> Brief: Return all of the lines below exactly as they are.

> Data items:
· · · · ·
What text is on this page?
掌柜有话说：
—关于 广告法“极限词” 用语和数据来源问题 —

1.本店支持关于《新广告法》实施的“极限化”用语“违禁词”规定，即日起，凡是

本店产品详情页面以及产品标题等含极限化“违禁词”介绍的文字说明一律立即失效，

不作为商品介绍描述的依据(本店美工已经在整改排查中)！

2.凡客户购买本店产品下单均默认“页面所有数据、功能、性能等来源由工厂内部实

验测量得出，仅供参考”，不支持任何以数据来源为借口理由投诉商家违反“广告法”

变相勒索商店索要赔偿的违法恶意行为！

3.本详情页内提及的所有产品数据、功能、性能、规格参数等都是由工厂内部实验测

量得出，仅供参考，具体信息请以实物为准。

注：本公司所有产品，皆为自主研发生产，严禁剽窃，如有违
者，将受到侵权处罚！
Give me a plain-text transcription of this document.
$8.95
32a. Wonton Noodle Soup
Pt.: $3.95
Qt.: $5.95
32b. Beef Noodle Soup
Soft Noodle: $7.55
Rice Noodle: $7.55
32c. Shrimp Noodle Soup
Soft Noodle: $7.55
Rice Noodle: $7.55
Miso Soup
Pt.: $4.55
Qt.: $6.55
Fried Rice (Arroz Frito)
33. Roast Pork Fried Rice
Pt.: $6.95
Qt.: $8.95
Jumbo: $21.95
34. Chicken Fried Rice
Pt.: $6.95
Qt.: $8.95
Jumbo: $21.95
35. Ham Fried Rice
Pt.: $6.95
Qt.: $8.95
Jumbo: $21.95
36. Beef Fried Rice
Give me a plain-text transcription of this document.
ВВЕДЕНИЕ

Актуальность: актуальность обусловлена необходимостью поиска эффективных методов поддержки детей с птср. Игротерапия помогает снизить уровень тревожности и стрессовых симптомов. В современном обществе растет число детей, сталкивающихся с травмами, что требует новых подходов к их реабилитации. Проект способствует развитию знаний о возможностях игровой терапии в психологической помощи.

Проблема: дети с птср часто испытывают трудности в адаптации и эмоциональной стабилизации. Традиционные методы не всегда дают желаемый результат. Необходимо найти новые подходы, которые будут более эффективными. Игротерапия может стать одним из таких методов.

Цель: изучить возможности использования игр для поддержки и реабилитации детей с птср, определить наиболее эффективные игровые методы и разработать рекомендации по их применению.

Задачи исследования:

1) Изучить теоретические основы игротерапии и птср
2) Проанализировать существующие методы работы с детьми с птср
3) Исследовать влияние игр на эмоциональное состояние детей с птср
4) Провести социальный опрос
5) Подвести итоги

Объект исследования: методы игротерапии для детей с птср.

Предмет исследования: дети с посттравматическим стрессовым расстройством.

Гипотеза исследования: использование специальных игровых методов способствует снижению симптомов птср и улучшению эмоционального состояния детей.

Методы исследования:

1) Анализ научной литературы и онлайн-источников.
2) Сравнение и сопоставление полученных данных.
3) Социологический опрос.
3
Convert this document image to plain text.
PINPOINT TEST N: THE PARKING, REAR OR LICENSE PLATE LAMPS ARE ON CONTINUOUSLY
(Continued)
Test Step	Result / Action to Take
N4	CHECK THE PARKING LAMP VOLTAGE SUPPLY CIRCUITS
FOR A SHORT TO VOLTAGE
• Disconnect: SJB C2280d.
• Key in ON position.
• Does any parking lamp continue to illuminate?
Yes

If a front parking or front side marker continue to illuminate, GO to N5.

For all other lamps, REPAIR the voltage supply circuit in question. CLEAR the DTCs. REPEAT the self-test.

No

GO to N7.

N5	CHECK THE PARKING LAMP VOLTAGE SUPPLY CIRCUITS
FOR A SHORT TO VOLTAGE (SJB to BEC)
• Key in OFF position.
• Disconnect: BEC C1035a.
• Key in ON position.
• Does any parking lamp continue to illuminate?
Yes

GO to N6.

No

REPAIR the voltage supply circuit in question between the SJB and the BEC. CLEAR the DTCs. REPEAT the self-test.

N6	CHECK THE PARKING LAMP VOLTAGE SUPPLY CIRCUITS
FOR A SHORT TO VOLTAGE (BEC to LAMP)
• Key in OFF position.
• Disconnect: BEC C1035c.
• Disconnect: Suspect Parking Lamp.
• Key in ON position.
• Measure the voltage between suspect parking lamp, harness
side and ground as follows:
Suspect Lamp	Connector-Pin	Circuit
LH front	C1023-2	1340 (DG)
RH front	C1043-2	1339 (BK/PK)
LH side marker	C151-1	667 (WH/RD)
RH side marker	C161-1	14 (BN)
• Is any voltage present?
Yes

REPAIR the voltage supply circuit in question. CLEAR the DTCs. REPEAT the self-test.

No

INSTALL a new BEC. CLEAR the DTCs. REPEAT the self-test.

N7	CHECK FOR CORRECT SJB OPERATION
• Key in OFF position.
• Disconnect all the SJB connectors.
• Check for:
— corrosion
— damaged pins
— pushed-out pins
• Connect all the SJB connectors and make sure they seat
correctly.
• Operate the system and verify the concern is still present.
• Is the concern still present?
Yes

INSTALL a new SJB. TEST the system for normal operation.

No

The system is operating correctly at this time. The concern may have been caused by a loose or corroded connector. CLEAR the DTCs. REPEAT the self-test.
· · · · ·
> Solution to the problem:
What text is on this page?
掌柜有话说：
—关于 广告法“极限词” 用语和数据来源问题 —

1.本店支持关于《新广告法》实施的“极限化”用语“违禁词”规定，即日起，凡是

本店产品详情页面以及产品标题等含极限化“违禁词”介绍的文字说明一律立即失效，

不作为商品介绍描述的依据(本店美工已经在整改排查中)！

2.凡客户购买本店产品下单均默认“页面所有数据、功能、性能等来源由工厂内部实

验测量得出，仅供参考”，不支持任何以数据来源为借口理由投诉商家违反“广告法”

变相勒索商店索要赔偿的违法恶意行为！

3.本详情页内提及的所有产品数据、功能、性能、规格参数等都是由工厂内部实验测

量得出，仅供参考，具体信息请以实物为准。

注：本公司所有产品，皆为自主研发生产，严禁剽窃，如有违
者，将受到侵权处罚！
Give me a plain-text transcription of this document.
$8.95
32a. Wonton Noodle Soup
Pt.: $3.95
Qt.: $5.95
32b. Beef Noodle Soup
Soft Noodle: $7.55
Rice Noodle: $7.55
32c. Shrimp Noodle Soup
Soft Noodle: $7.55
Rice Noodle: $7.55
Miso Soup
Pt.: $4.55
Qt.: $6.55
Fried Rice (Arroz Frito)
33. Roast Pork Fried Rice
Pt.: $6.95
Qt.: $8.95
Jumbo: $21.95
34. Chicken Fried Rice
Pt.: $6.95
Qt.: $8.95
Jumbo: $21.95
35. Ham Fried Rice
Pt.: $6.95
Qt.: $8.95
Jumbo: $21.95
36. Beef Fried Rice
Give me a plain-text transcription of this document.
ВВЕДЕНИЕ

Актуальность: актуальность обусловлена необходимостью поиска эффективных методов поддержки детей с птср. Игротерапия помогает снизить уровень тревожности и стрессовых симптомов. В современном обществе растет число детей, сталкивающихся с травмами, что требует новых подходов к их реабилитации. Проект способствует развитию знаний о возможностях игровой терапии в психологической помощи.

Проблема: дети с птср часто испытывают трудности в адаптации и эмоциональной стабилизации. Традиционные методы не всегда дают желаемый результат. Необходимо найти новые подходы, которые будут более эффективными. Игротерапия может стать одним из таких методов.

Цель: изучить возможности использования игр для поддержки и реабилитации детей с птср, определить наиболее эффективные игровые методы и разработать рекомендации по их применению.

Задачи исследования:

1) Изучить теоретические основы игротерапии и птср
2) Проанализировать существующие методы работы с детьми с птср
3) Исследовать влияние игр на эмоциональное состояние детей с птср
4) Провести социальный опрос
5) Подвести итоги

Объект исследования: методы игротерапии для детей с птср.

Предмет исследования: дети с посттравматическим стрессовым расстройством.

Гипотеза исследования: использование специальных игровых методов способствует снижению симптомов птср и улучшению эмоционального состояния детей.

Методы исследования:

1) Анализ научной литературы и онлайн-источников.
2) Сравнение и сопоставление полученных данных.
3) Социологический опрос.
3
Convert this document image to plain text.
PINPOINT TEST N: THE PARKING, REAR OR LICENSE PLATE LAMPS ARE ON CONTINUOUSLY
(Continued)
Test Step	Result / Action to Take
N4	CHECK THE PARKING LAMP VOLTAGE SUPPLY CIRCUITS
FOR A SHORT TO VOLTAGE
• Disconnect: SJB C2280d.
• Key in ON position.
• Does any parking lamp continue to illuminate?
Yes

If a front parking or front side marker continue to illuminate, GO to N5.

For all other lamps, REPAIR the voltage supply circuit in question. CLEAR the DTCs. REPEAT the self-test.

No

GO to N7.

N5	CHECK THE PARKING LAMP VOLTAGE SUPPLY CIRCUITS
FOR A SHORT TO VOLTAGE (SJB to BEC)
• Key in OFF position.
• Disconnect: BEC C1035a.
• Key in ON position.
• Does any parking lamp continue to illuminate?
Yes

GO to N6.

No

REPAIR the voltage supply circuit in question between the SJB and the BEC. CLEAR the DTCs. REPEAT the self-test.

N6	CHECK THE PARKING LAMP VOLTAGE SUPPLY CIRCUITS
FOR A SHORT TO VOLTAGE (BEC to LAMP)
• Key in OFF position.
• Disconnect: BEC C1035c.
• Disconnect: Suspect Parking Lamp.
• Key in ON position.
• Measure the voltage between suspect parking lamp, harness
side and ground as follows:
Suspect Lamp	Connector-Pin	Circuit
LH front	C1023-2	1340 (DG)
RH front	C1043-2	1339 (BK/PK)
LH side marker	C151-1	667 (WH/RD)
RH side marker	C161-1	14 (BN)
• Is any voltage present?
Yes

REPAIR the voltage supply circuit in question. CLEAR the DTCs. REPEAT the self-test.

No

INSTALL a new BEC. CLEAR the DTCs. REPEAT the self-test.

N7	CHECK FOR CORRECT SJB OPERATION
• Key in OFF position.
• Disconnect all the SJB connectors.
• Check for:
— corrosion
— damaged pins
— pushed-out pins
• Connect all the SJB connectors and make sure they seat
correctly.
• Operate the system and verify the concern is still present.
• Is the concern still present?
Yes

INSTALL a new SJB. TEST the system for normal operation.

No

The system is operating correctly at this time. The concern may have been caused by a loose or corroded connector. CLEAR the DTCs. REPEAT the self-test.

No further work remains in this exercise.